• [The task]:
Find the word "course" in the data. Return every line where it appears.

--- start Information shown ---

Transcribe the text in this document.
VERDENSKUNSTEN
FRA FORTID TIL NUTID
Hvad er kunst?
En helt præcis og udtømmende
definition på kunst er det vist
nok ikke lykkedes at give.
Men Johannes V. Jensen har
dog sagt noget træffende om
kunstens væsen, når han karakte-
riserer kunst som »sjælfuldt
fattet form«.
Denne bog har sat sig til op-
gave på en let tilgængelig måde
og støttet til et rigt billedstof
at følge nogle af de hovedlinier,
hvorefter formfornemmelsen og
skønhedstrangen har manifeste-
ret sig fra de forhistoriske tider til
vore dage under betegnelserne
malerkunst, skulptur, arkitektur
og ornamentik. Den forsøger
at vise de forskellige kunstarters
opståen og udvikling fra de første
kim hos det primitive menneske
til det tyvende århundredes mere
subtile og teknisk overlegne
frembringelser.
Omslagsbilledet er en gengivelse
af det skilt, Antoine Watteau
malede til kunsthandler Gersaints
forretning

--- end Information shown ---
--- start Information shown ---

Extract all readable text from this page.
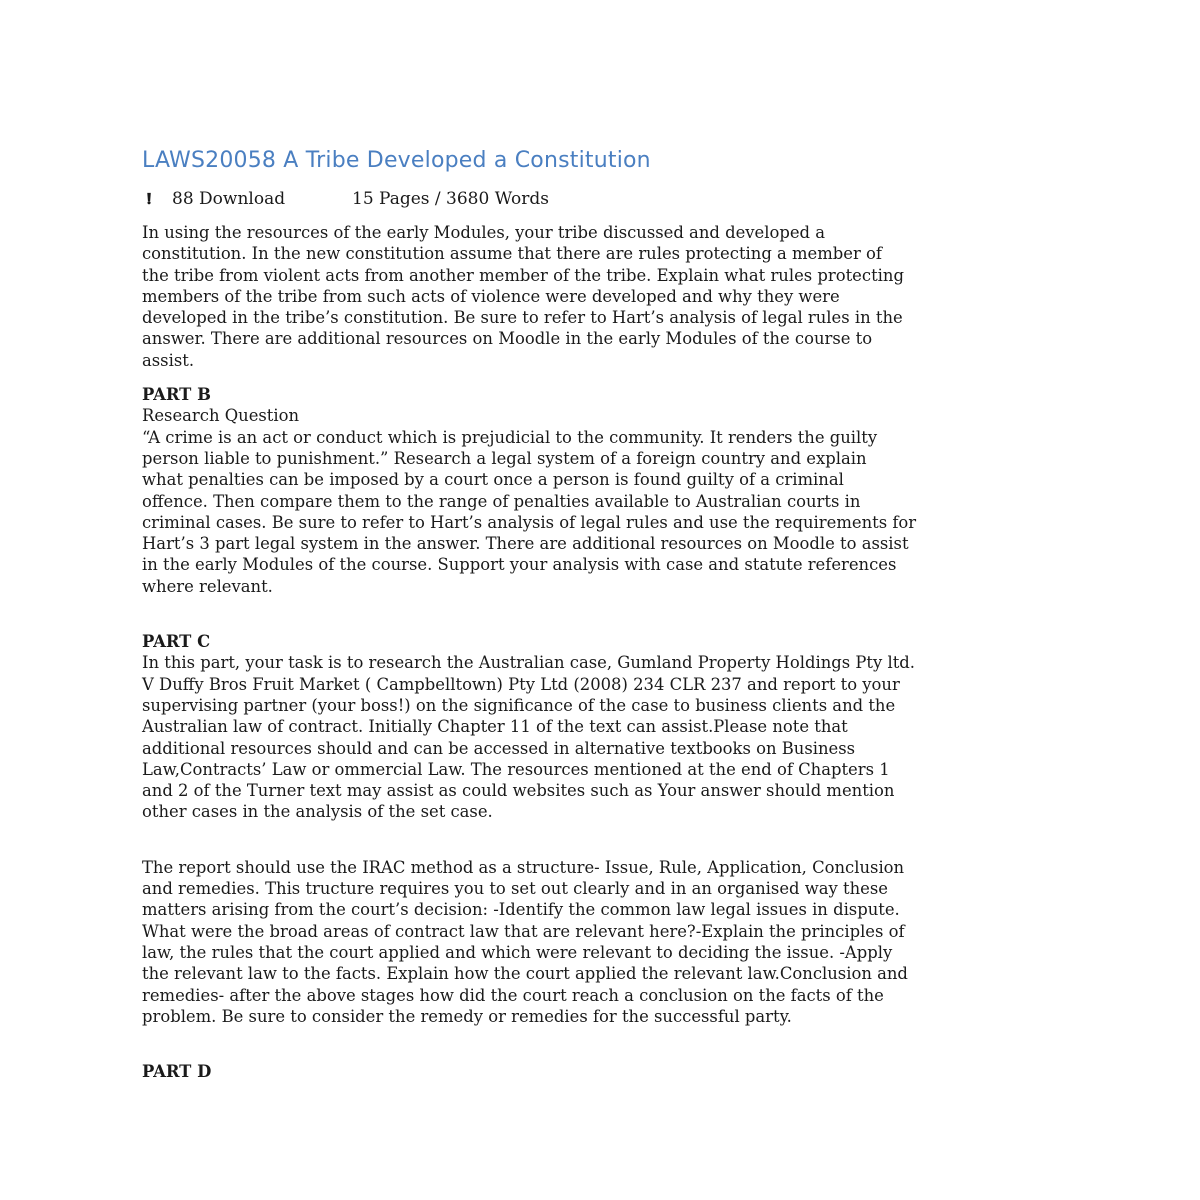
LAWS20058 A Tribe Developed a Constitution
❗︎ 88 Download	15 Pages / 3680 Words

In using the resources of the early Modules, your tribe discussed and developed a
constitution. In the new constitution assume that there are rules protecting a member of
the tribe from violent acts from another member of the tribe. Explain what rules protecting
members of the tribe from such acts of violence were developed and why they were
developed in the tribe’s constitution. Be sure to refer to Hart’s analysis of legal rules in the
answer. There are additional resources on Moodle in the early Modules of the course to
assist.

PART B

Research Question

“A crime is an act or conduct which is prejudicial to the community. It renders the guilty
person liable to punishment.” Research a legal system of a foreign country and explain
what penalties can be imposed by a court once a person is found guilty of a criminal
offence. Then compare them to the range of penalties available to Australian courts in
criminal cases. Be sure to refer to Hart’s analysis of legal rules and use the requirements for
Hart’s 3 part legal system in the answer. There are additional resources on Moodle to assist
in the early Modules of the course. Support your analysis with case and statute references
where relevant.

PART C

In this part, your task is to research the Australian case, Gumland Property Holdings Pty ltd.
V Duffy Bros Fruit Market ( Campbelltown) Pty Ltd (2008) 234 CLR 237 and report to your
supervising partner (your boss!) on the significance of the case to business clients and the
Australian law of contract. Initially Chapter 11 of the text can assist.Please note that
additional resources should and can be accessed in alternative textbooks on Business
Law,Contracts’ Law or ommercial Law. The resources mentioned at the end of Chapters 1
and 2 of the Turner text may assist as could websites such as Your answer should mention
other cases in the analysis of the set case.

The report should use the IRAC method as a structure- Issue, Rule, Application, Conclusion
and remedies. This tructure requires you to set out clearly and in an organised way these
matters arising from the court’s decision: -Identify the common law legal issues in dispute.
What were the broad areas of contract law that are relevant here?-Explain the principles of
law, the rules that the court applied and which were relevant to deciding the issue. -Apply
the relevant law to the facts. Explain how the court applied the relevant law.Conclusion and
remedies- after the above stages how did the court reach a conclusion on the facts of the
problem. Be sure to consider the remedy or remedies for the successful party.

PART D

--- end Information shown ---

• [Written answer]:
answer. There are additional resources on Moodle in the early Modules of the course to
in the early Modules of the course. Support your analysis with case and statute references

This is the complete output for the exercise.